─── DATA SECTION
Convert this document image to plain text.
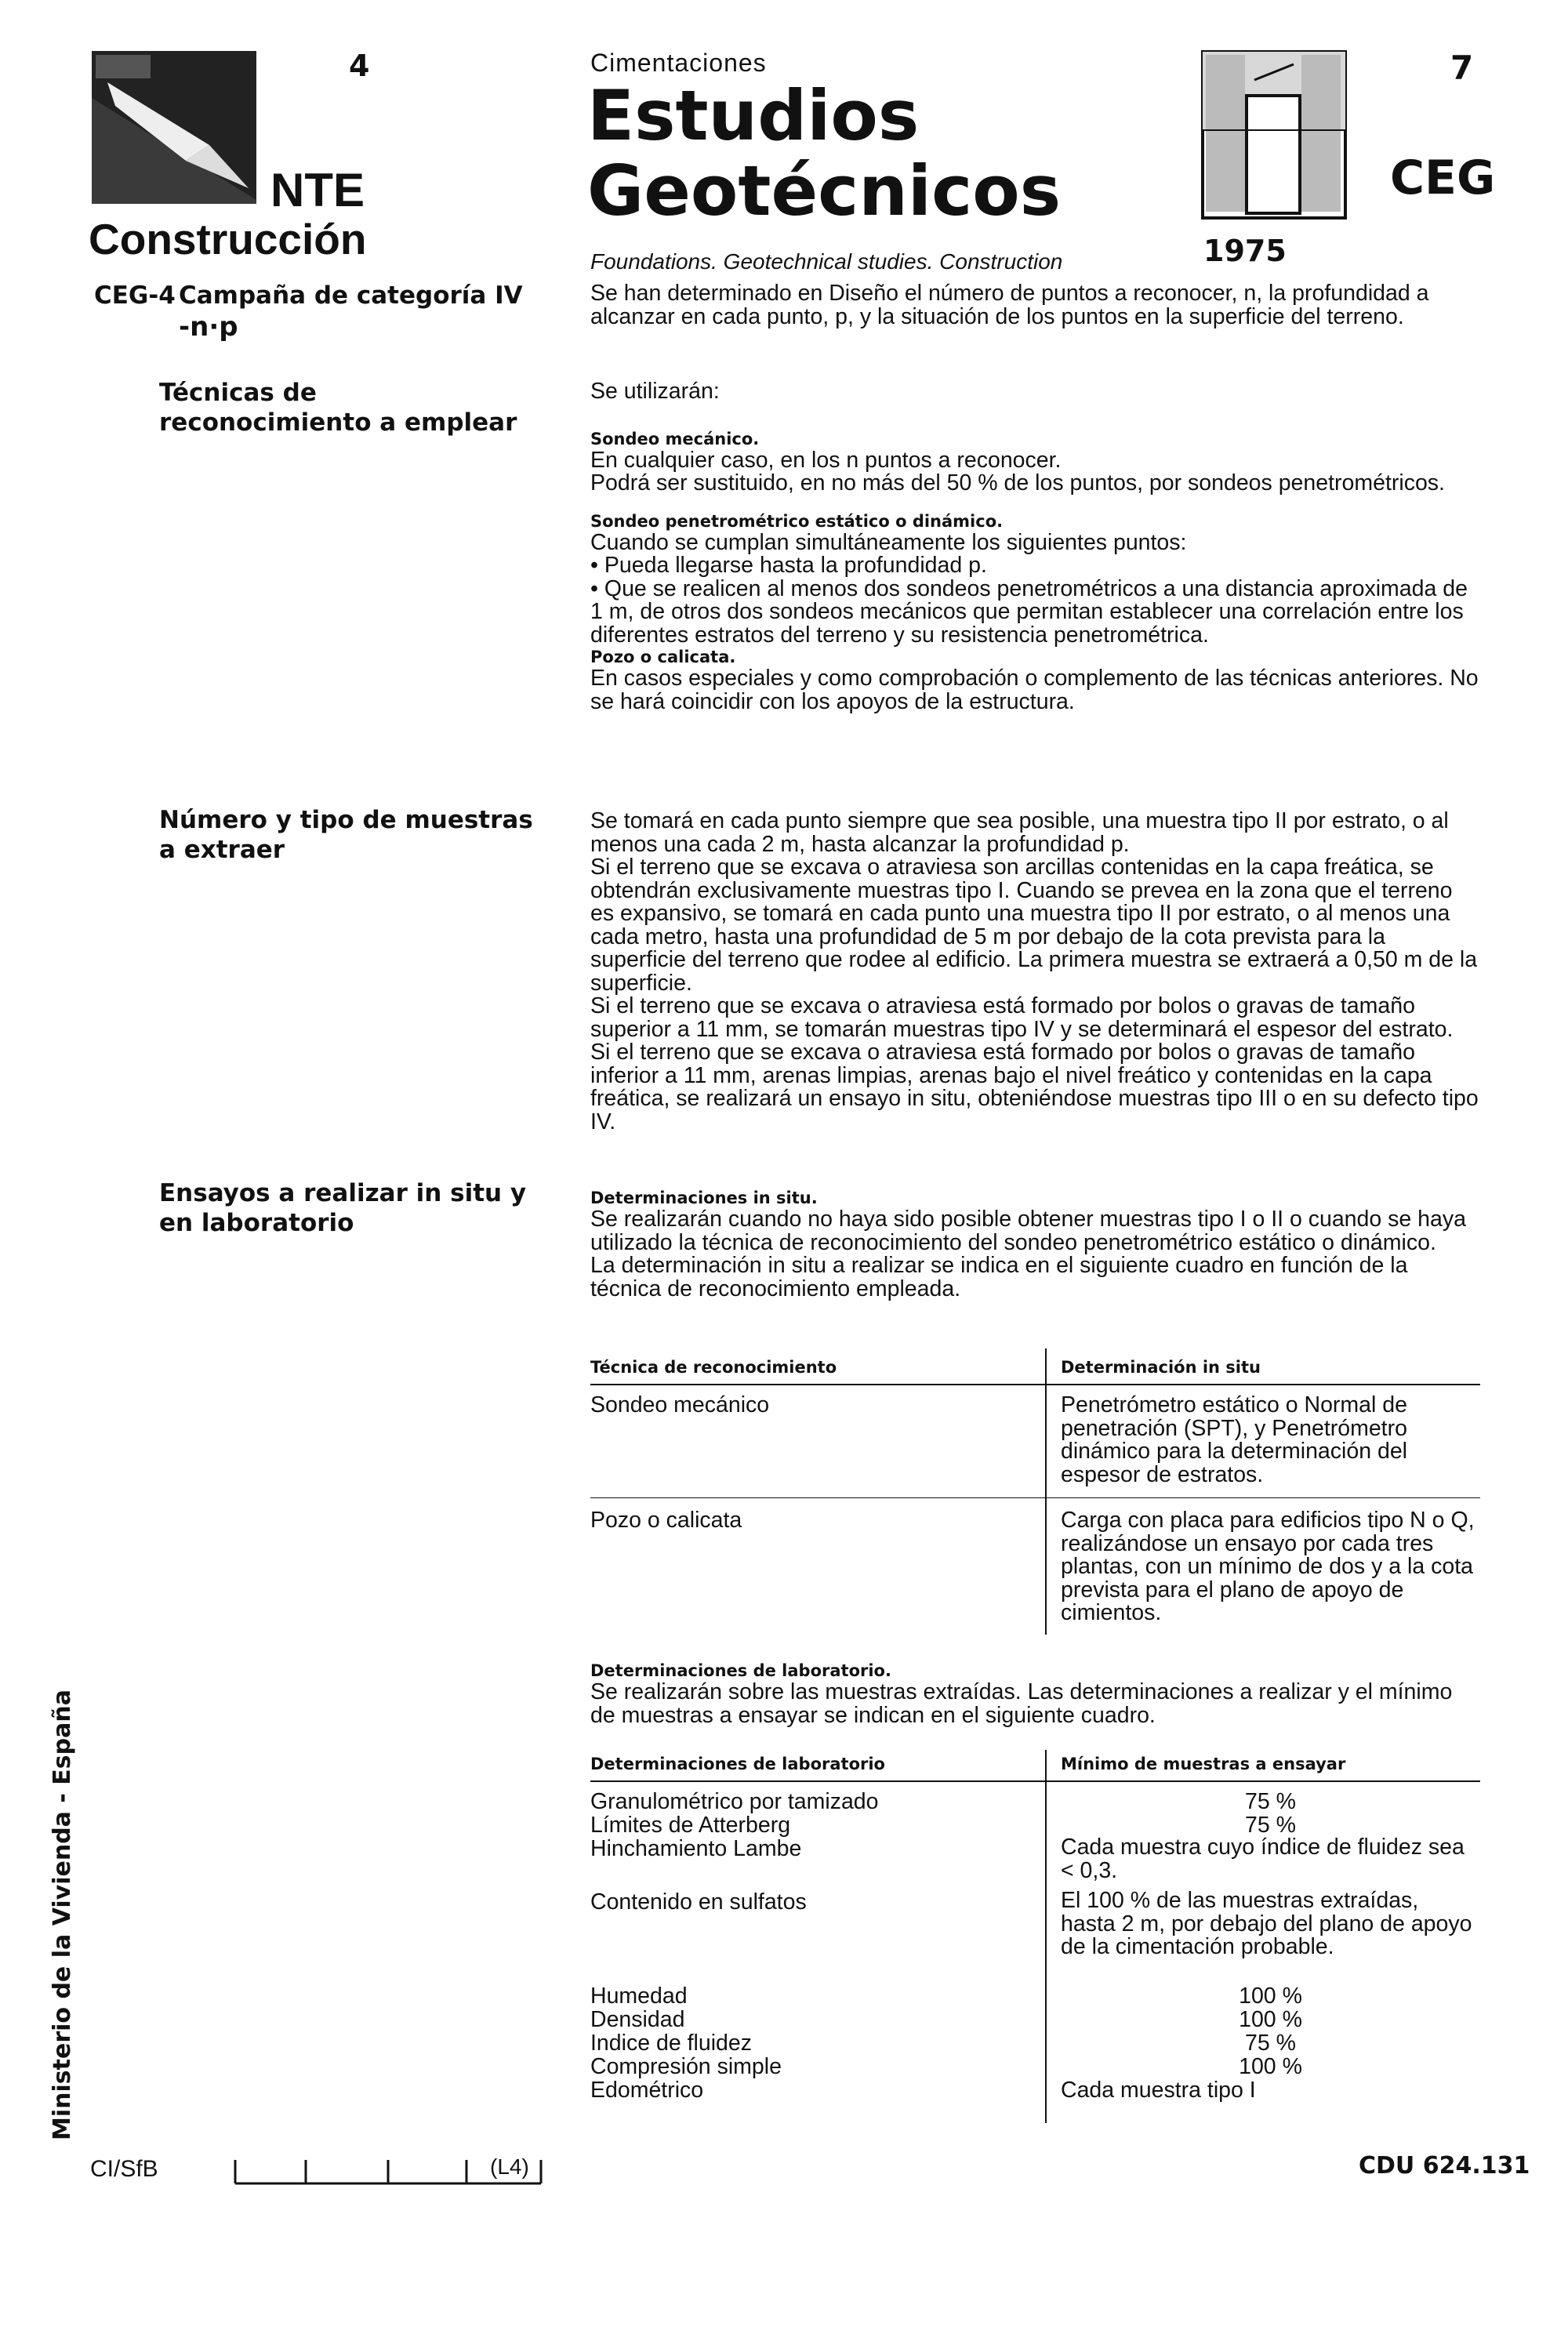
4
NTE
Construcción
Cimentaciones
Estudios
Geotécnicos
7
CEG
Foundations. Geotechnical studies. Construction	1975
CEG-4 Campaña de categoría IV
-n·p
Se han determinado en Diseño el número de puntos a reconocer, n, la profundidad a alcanzar en cada punto, p, y la situación de los puntos en la superficie del terreno.
Técnicas de reconocimiento a emplear

Se utilizarán:

Sondeo mecánico.

En cualquier caso, en los n puntos a reconocer.

Podrá ser sustituido, en no más del 50 % de los puntos, por sondeos penetrométricos.

Sondeo penetrométrico estático o dinámico.

Cuando se cumplan simultáneamente los siguientes puntos:

• Pueda llegarse hasta la profundidad p.

• Que se realicen al menos dos sondeos penetrométricos a una distancia aproximada de 1 m, de otros dos sondeos mecánicos que permitan establecer una correlación entre los diferentes estratos del terreno y su resistencia penetrométrica.

Pozo o calicata.

En casos especiales y como comprobación o complemento de las técnicas anteriores. No se hará coincidir con los apoyos de la estructura.

Número y tipo de muestras a extraer

Se tomará en cada punto siempre que sea posible, una muestra tipo II por estrato, o al menos una cada 2 m, hasta alcanzar la profundidad p.

Si el terreno que se excava o atraviesa son arcillas contenidas en la capa freática, se obtendrán exclusivamente muestras tipo I. Cuando se prevea en la zona que el terreno es expansivo, se tomará en cada punto una muestra tipo II por estrato, o al menos una cada metro, hasta una profundidad de 5 m por debajo de la cota prevista para la superficie del terreno que rodee al edificio. La primera muestra se extraerá a 0,50 m de la superficie.

Si el terreno que se excava o atraviesa está formado por bolos o gravas de tamaño superior a 11 mm, se tomarán muestras tipo IV y se determinará el espesor del estrato.

Si el terreno que se excava o atraviesa está formado por bolos o gravas de tamaño inferior a 11 mm, arenas limpias, arenas bajo el nivel freático y contenidas en la capa freática, se realizará un ensayo in situ, obteniéndose muestras tipo III o en su defecto tipo IV.

Ensayos a realizar in situ y en laboratorio

Determinaciones in situ.

Se realizarán cuando no haya sido posible obtener muestras tipo I o II o cuando se haya utilizado la técnica de reconocimiento del sondeo penetrométrico estático o dinámico.

La determinación in situ a realizar se indica en el siguiente cuadro en función de la técnica de reconocimiento empleada.

Técnica de reconocimiento	Determinación in situ
Sondeo mecánico	Penetrómetro estático o Normal de penetración (SPT), y Penetrómetro dinámico para la determinación del espesor de estratos.
Pozo o calicata	Carga con placa para edificios tipo N o Q, realizándose un ensayo por cada tres plantas, con un mínimo de dos y a la cota prevista para el plano de apoyo de cimientos.

Determinaciones de laboratorio.

Se realizarán sobre las muestras extraídas. Las determinaciones a realizar y el mínimo de muestras a ensayar se indican en el siguiente cuadro.

Determinaciones de laboratorio	Mínimo de muestras a ensayar
Granulométrico por tamizado	75 %
Límites de Atterberg	75 %
Hinchamiento Lambe	Cada muestra cuyo índice de fluidez sea < 0,3.
Contenido en sulfatos	El 100 % de las muestras extraídas, hasta 2 m, por debajo del plano de apoyo de la cimentación probable.
Humedad	100 %
Densidad	100 %
Indice de fluidez	75 %
Compresión simple	100 %
Edométrico	Cada muestra tipo I
Ministerio de la Vivienda - España
CI/SfB	(L4)	CDU 624.131
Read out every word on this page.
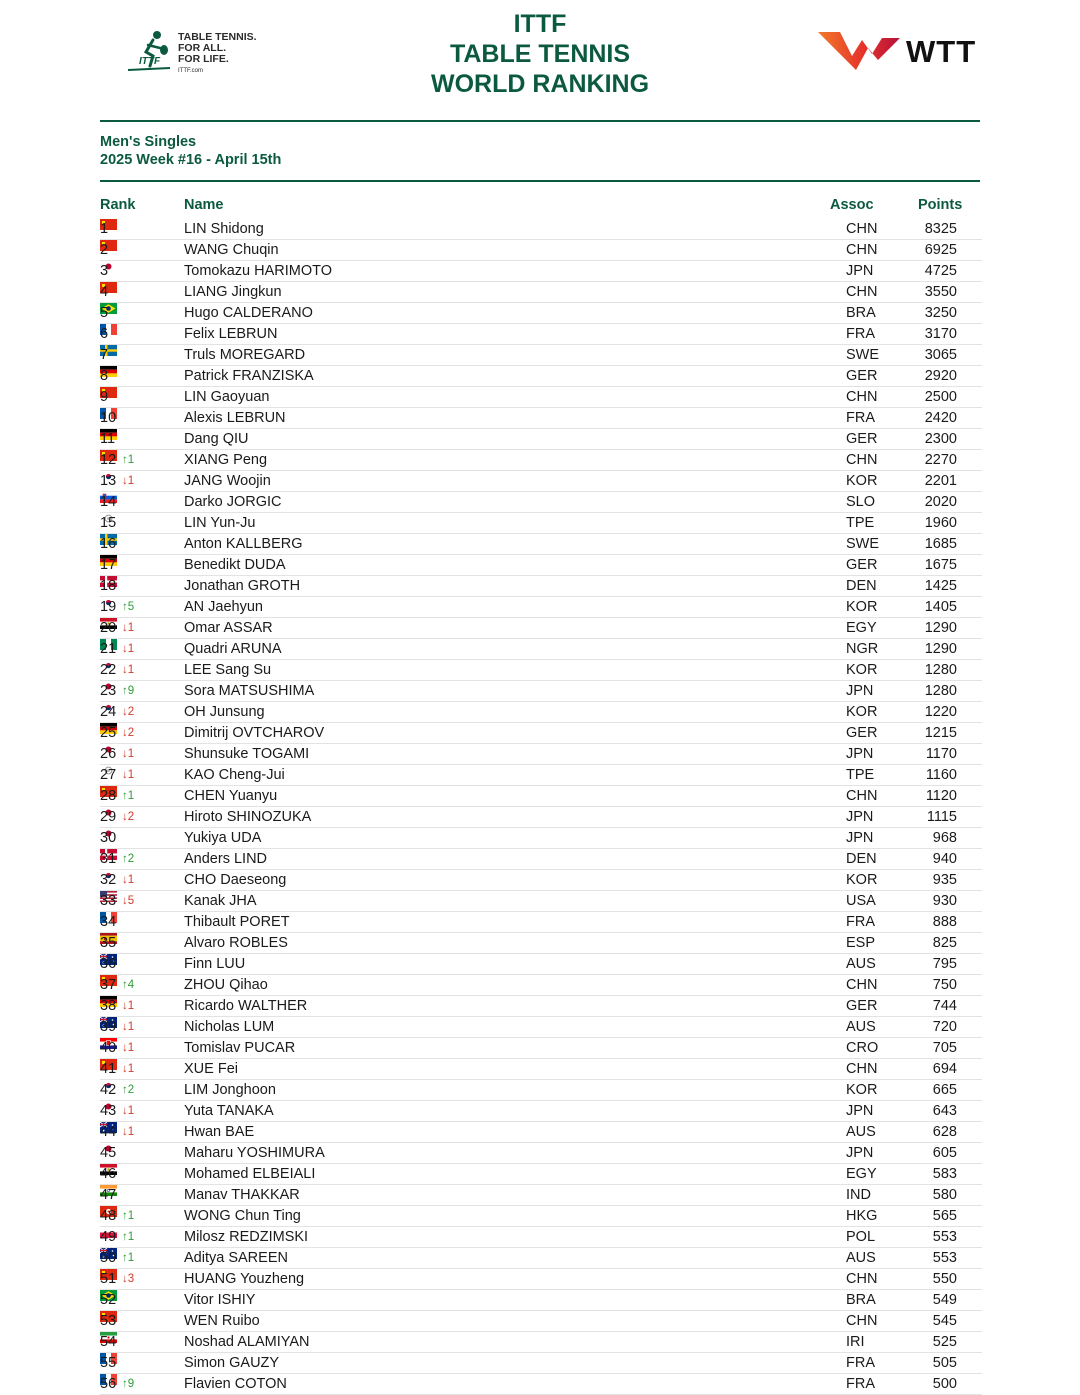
ITTF
TABLE TENNIS.
FOR ALL.
FOR LIFE.
ITTF.com
ITTF
TABLE TENNIS
WORLD RANKING
WTT
Men's Singles
2025 Week #16 - April 15th
Rank	Name	Assoc	Points
1	LIN Shidong	CHN	8325
2	WANG Chuqin	CHN	6925
3	Tomokazu HARIMOTO	JPN	4725
4	LIANG Jingkun	CHN	3550
5	Hugo CALDERANO	BRA	3250
6	Felix LEBRUN	FRA	3170
7	Truls MOREGARD	SWE	3065
8	Patrick FRANZISKA	GER	2920
9	LIN Gaoyuan	CHN	2500
10	Alexis LEBRUN	FRA	2420
11	Dang QIU	GER	2300
12 ↑1	XIANG Peng	CHN	2270
13 ↓1	JANG Woojin	KOR	2201
14	Darko JORGIC	SLO	2020
15	LIN Yun-Ju	TPE	1960
16	Anton KALLBERG	SWE	1685
17	Benedikt DUDA	GER	1675
18	Jonathan GROTH	DEN	1425
19 ↑5	AN Jaehyun	KOR	1405
20 ↓1	Omar ASSAR	EGY	1290
21 ↓1	Quadri ARUNA	NGR	1290
22 ↓1	LEE Sang Su	KOR	1280
23 ↑9	Sora MATSUSHIMA	JPN	1280
24 ↓2	OH Junsung	KOR	1220
25 ↓2	Dimitrij OVTCHAROV	GER	1215
26 ↓1	Shunsuke TOGAMI	JPN	1170
27 ↓1	KAO Cheng-Jui	TPE	1160
28 ↑1	CHEN Yuanyu	CHN	1120
29 ↓2	Hiroto SHINOZUKA	JPN	1115
30	Yukiya UDA	JPN	968
31 ↑2	Anders LIND	DEN	940
32 ↓1	CHO Daeseong	KOR	935
33 ↓5	Kanak JHA	USA	930
34	Thibault PORET	FRA	888
35	Alvaro ROBLES	ESP	825
36	Finn LUU	AUS	795
37 ↑4	ZHOU Qihao	CHN	750
38 ↓1	Ricardo WALTHER	GER	744
39 ↓1	Nicholas LUM	AUS	720
40 ↓1	Tomislav PUCAR	CRO	705
41 ↓1	XUE Fei	CHN	694
42 ↑2	LIM Jonghoon	KOR	665
43 ↓1	Yuta TANAKA	JPN	643
44 ↓1	Hwan BAE	AUS	628
45	Maharu YOSHIMURA	JPN	605
46	Mohamed ELBEIALI	EGY	583
47	Manav THAKKAR	IND	580
48 ↑1	WONG Chun Ting	HKG	565
49 ↑1	Milosz REDZIMSKI	POL	553
50 ↑1	Aditya SAREEN	AUS	553
51 ↓3	HUANG Youzheng	CHN	550
52	Vitor ISHIY	BRA	549
53	WEN Ruibo	CHN	545
54	Noshad ALAMIYAN	IRI	525
55	Simon GAUZY	FRA	505
56 ↑9	Flavien COTON	FRA	500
──────
__STATED PROBLEM__.
Everything from the line with "Read out every word on this page." through the final line of the records above should be written out exactly, minus the pictures.

__TASK ANSWER__.
Read out every word on this page.
ITTF
TABLE TENNIS.
FOR ALL.
FOR LIFE.
ITTF.com
ITTF
TABLE TENNIS
WORLD RANKING
WTT
Men's Singles
2025 Week #16 - April 15th
Rank	Name	Assoc	Points
1	LIN Shidong	CHN	8325
2	WANG Chuqin	CHN	6925
3	Tomokazu HARIMOTO	JPN	4725
4	LIANG Jingkun	CHN	3550
5	Hugo CALDERANO	BRA	3250
6	Felix LEBRUN	FRA	3170
7	Truls MOREGARD	SWE	3065
8	Patrick FRANZISKA	GER	2920
9	LIN Gaoyuan	CHN	2500
10	Alexis LEBRUN	FRA	2420
11	Dang QIU	GER	2300
12 ↑1	XIANG Peng	CHN	2270
13 ↓1	JANG Woojin	KOR	2201
14	Darko JORGIC	SLO	2020
15	LIN Yun-Ju	TPE	1960
16	Anton KALLBERG	SWE	1685
17	Benedikt DUDA	GER	1675
18	Jonathan GROTH	DEN	1425
19 ↑5	AN Jaehyun	KOR	1405
20 ↓1	Omar ASSAR	EGY	1290
21 ↓1	Quadri ARUNA	NGR	1290
22 ↓1	LEE Sang Su	KOR	1280
23 ↑9	Sora MATSUSHIMA	JPN	1280
24 ↓2	OH Junsung	KOR	1220
25 ↓2	Dimitrij OVTCHAROV	GER	1215
26 ↓1	Shunsuke TOGAMI	JPN	1170
27 ↓1	KAO Cheng-Jui	TPE	1160
28 ↑1	CHEN Yuanyu	CHN	1120
29 ↓2	Hiroto SHINOZUKA	JPN	1115
30	Yukiya UDA	JPN	968
31 ↑2	Anders LIND	DEN	940
32 ↓1	CHO Daeseong	KOR	935
33 ↓5	Kanak JHA	USA	930
34	Thibault PORET	FRA	888
35	Alvaro ROBLES	ESP	825
36	Finn LUU	AUS	795
37 ↑4	ZHOU Qihao	CHN	750
38 ↓1	Ricardo WALTHER	GER	744
39 ↓1	Nicholas LUM	AUS	720
40 ↓1	Tomislav PUCAR	CRO	705
41 ↓1	XUE Fei	CHN	694
42 ↑2	LIM Jonghoon	KOR	665
43 ↓1	Yuta TANAKA	JPN	643
44 ↓1	Hwan BAE	AUS	628
45	Maharu YOSHIMURA	JPN	605
46	Mohamed ELBEIALI	EGY	583
47	Manav THAKKAR	IND	580
48 ↑1	WONG Chun Ting	HKG	565
49 ↑1	Milosz REDZIMSKI	POL	553
50 ↑1	Aditya SAREEN	AUS	553
51 ↓3	HUANG Youzheng	CHN	550
52	Vitor ISHIY	BRA	549
53	WEN Ruibo	CHN	545
54	Noshad ALAMIYAN	IRI	525
55	Simon GAUZY	FRA	505
56 ↑9	Flavien COTON	FRA	500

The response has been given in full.